— Start EXERCISE INPUT —

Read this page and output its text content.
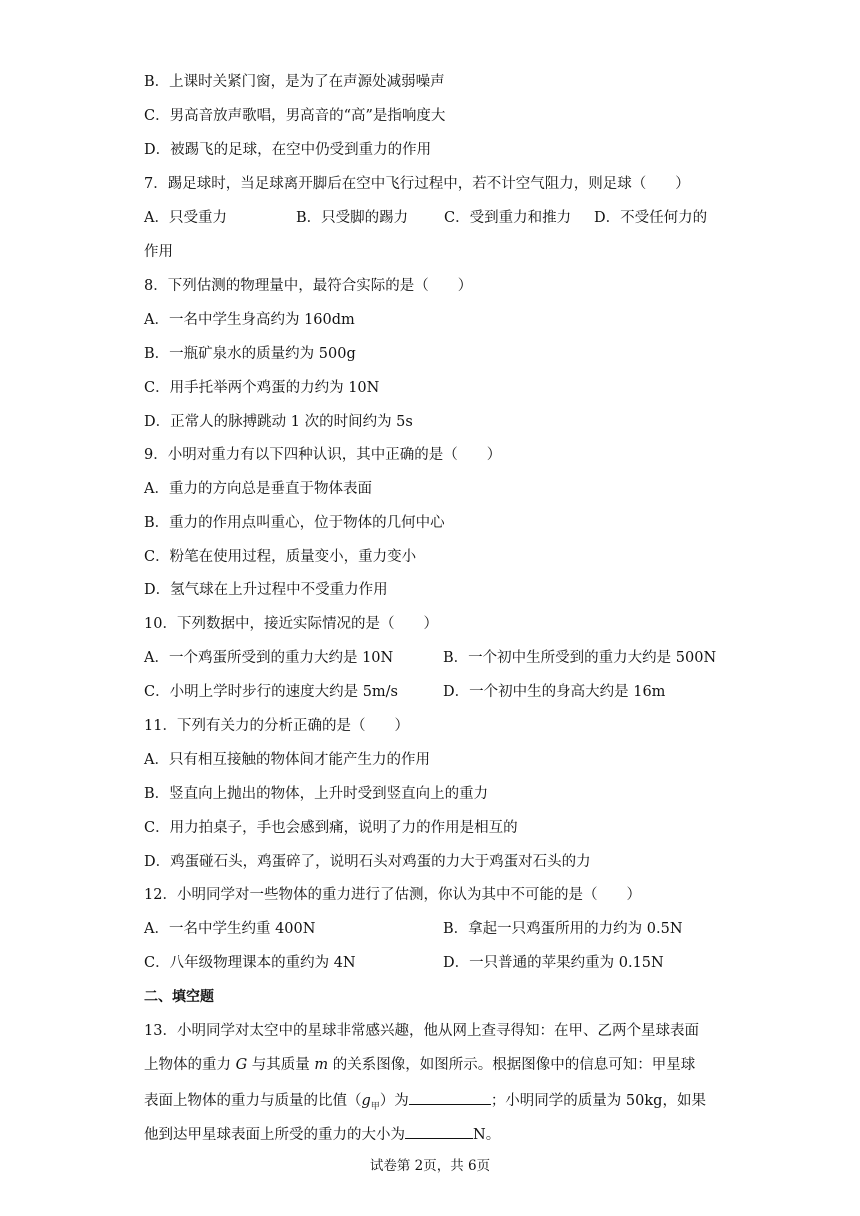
B．上课时关紧门窗，是为了在声源处减弱噪声
C．男高音放声歌唱，男高音的“高”是指响度大
D．被踢飞的足球，在空中仍受到重力的作用
7．踢足球时，当足球离开脚后在空中飞行过程中，若不计空气阻力，则足球（　　）
A．只受重力	B．只受脚的踢力 C．受到重力和推力 D．不受任何力的
作用
8．下列估测的物理量中，最符合实际的是（　　）
A．一名中学生身高约为 160dm
B．一瓶矿泉水的质量约为 500g
C．用手托举两个鸡蛋的力约为 10N
D．正常人的脉搏跳动 1 次的时间约为 5s
9．小明对重力有以下四种认识，其中正确的是（　　）
A．重力的方向总是垂直于物体表面
B．重力的作用点叫重心，位于物体的几何中心
C．粉笔在使用过程，质量变小，重力变小
D．氢气球在上升过程中不受重力作用
10．下列数据中，接近实际情况的是（　　）
A．一个鸡蛋所受到的重力大约是 10N	B．一个初中生所受到的重力大约是 500N
C．小明上学时步行的速度大约是 5m/s	D．一个初中生的身高大约是 16m
11．下列有关力的分析正确的是（　　）
A．只有相互接触的物体间才能产生力的作用
B．竖直向上抛出的物体，上升时受到竖直向上的重力
C．用力拍桌子，手也会感到痛，说明了力的作用是相互的
D．鸡蛋碰石头，鸡蛋碎了，说明石头对鸡蛋的力大于鸡蛋对石头的力
12．小明同学对一些物体的重力进行了估测，你认为其中不可能的是（　　）
A．一名中学生约重 400N	B．拿起一只鸡蛋所用的力约为 0.5N
C．八年级物理课本的重约为 4N	D．一只普通的苹果约重为 0.15N
二、填空题
13．小明同学对太空中的星球非常感兴趣，他从网上查寻得知：在甲、乙两个星球表面
上物体的重力 G 与其质量 m 的关系图像，如图所示。根据图像中的信息可知：甲星球
表面上物体的重力与质量的比值$(g_甲)$为	；小明同学的质量为 50kg，如果
他到达甲星球表面上所受的重力的大小为	N。
试卷第 2页，共 6页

— End EXERCISE INPUT —

§ EXERCISE DETAILS
Print all of the records shown above exactly, leaving out each picture.

§ REPLY
Read this page and output its text content.
B．上课时关紧门窗，是为了在声源处减弱噪声
C．男高音放声歌唱，男高音的“高”是指响度大
D．被踢飞的足球，在空中仍受到重力的作用
7．踢足球时，当足球离开脚后在空中飞行过程中，若不计空气阻力，则足球（　　）
A．只受重力	B．只受脚的踢力 C．受到重力和推力 D．不受任何力的
作用
8．下列估测的物理量中，最符合实际的是（　　）
A．一名中学生身高约为 160dm
B．一瓶矿泉水的质量约为 500g
C．用手托举两个鸡蛋的力约为 10N
D．正常人的脉搏跳动 1 次的时间约为 5s
9．小明对重力有以下四种认识，其中正确的是（　　）
A．重力的方向总是垂直于物体表面
B．重力的作用点叫重心，位于物体的几何中心
C．粉笔在使用过程，质量变小，重力变小
D．氢气球在上升过程中不受重力作用
10．下列数据中，接近实际情况的是（　　）
A．一个鸡蛋所受到的重力大约是 10N	B．一个初中生所受到的重力大约是 500N
C．小明上学时步行的速度大约是 5m/s	D．一个初中生的身高大约是 16m
11．下列有关力的分析正确的是（　　）
A．只有相互接触的物体间才能产生力的作用
B．竖直向上抛出的物体，上升时受到竖直向上的重力
C．用力拍桌子，手也会感到痛，说明了力的作用是相互的
D．鸡蛋碰石头，鸡蛋碎了，说明石头对鸡蛋的力大于鸡蛋对石头的力
12．小明同学对一些物体的重力进行了估测，你认为其中不可能的是（　　）
A．一名中学生约重 400N	B．拿起一只鸡蛋所用的力约为 0.5N
C．八年级物理课本的重约为 4N	D．一只普通的苹果约重为 0.15N
二、填空题
13．小明同学对太空中的星球非常感兴趣，他从网上查寻得知：在甲、乙两个星球表面
上物体的重力 G 与其质量 m 的关系图像，如图所示。根据图像中的信息可知：甲星球
表面上物体的重力与质量的比值$(g_甲)$为	；小明同学的质量为 50kg，如果
他到达甲星球表面上所受的重力的大小为	N。
试卷第 2页，共 6页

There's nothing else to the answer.